> _Your instructions_:
From the records below, collect every line that contains the string "Подп" and copy each one. Case matters.

> _Spatial annotation records_:
━━━━━━━━━━
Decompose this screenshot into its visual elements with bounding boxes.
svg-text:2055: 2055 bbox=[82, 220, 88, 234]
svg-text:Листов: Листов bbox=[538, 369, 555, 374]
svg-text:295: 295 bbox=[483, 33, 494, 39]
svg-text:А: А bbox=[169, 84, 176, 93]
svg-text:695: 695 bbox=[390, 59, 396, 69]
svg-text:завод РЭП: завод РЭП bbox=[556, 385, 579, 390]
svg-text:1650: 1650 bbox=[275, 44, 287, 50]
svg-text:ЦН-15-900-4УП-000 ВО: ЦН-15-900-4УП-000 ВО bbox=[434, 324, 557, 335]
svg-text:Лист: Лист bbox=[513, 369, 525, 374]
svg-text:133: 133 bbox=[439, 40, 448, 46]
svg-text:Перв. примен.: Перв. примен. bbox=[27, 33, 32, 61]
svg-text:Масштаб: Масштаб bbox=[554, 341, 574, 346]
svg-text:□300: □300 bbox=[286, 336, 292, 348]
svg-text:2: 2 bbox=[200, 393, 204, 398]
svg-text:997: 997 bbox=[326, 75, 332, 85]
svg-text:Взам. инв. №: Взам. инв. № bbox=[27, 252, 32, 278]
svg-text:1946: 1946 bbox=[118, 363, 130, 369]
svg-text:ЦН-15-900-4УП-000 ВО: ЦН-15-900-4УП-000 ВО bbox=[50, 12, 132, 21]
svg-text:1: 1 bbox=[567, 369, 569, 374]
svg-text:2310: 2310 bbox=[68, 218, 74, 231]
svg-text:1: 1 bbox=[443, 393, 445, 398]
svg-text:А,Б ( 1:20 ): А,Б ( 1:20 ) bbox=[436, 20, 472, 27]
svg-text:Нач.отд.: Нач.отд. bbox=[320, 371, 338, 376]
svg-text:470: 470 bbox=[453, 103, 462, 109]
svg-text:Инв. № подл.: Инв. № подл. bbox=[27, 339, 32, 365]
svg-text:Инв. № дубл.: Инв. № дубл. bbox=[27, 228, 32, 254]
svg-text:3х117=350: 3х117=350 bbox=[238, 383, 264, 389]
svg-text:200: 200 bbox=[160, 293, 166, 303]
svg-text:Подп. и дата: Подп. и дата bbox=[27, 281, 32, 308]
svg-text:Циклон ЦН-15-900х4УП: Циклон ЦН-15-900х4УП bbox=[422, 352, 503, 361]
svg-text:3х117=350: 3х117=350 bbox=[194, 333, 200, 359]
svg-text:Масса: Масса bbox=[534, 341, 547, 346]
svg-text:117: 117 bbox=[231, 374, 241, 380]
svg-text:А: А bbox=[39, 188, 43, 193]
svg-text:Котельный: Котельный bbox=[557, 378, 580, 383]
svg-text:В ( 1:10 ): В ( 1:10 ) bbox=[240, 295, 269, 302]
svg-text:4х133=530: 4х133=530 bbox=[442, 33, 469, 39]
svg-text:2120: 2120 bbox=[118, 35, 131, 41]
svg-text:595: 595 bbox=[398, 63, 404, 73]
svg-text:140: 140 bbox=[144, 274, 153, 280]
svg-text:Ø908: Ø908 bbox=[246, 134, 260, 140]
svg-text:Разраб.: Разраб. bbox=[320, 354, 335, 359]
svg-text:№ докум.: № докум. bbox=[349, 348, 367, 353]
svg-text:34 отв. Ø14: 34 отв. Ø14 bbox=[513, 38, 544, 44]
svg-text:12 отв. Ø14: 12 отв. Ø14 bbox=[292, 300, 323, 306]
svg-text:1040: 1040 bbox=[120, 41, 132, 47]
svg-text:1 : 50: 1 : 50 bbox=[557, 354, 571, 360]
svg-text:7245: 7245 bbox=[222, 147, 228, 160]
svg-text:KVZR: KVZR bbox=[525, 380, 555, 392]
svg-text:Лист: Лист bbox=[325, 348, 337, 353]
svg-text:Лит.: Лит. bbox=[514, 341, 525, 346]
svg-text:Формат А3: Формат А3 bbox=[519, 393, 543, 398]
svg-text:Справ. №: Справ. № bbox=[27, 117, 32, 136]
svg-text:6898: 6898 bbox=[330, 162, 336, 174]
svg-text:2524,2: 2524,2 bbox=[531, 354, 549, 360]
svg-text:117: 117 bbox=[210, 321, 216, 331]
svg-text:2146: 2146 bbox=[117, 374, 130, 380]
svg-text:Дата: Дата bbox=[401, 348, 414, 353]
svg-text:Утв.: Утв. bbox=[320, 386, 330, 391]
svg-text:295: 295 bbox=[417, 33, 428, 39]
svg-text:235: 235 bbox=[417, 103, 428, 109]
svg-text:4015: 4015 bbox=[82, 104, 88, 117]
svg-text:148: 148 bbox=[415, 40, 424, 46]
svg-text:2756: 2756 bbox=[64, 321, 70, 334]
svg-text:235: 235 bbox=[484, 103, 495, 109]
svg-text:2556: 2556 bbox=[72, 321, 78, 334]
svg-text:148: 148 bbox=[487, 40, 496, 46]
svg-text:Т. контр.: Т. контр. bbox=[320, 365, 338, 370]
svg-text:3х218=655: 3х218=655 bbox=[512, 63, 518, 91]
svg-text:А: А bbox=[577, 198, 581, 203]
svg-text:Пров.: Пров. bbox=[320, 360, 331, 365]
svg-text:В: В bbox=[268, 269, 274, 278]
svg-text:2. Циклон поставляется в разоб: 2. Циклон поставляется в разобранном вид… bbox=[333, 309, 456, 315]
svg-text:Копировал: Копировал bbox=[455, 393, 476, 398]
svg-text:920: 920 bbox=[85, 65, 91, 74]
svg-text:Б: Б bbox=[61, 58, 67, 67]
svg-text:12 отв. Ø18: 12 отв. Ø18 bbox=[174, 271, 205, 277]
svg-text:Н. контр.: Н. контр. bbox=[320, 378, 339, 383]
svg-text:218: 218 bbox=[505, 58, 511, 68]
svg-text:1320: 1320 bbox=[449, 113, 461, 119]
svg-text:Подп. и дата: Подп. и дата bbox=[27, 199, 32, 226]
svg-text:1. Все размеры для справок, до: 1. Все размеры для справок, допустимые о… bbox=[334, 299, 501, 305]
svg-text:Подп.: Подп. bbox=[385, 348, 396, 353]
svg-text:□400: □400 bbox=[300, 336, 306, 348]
━━━━━━━━━━
> _Written reply_:
svg-text:Подп. и дата: Подп. и дата bbox=[27, 281, 32, 308]
svg-text:Подп. и дата: Подп. и дата bbox=[27, 199, 32, 226]
svg-text:Подп.: Подп. bbox=[385, 348, 396, 353]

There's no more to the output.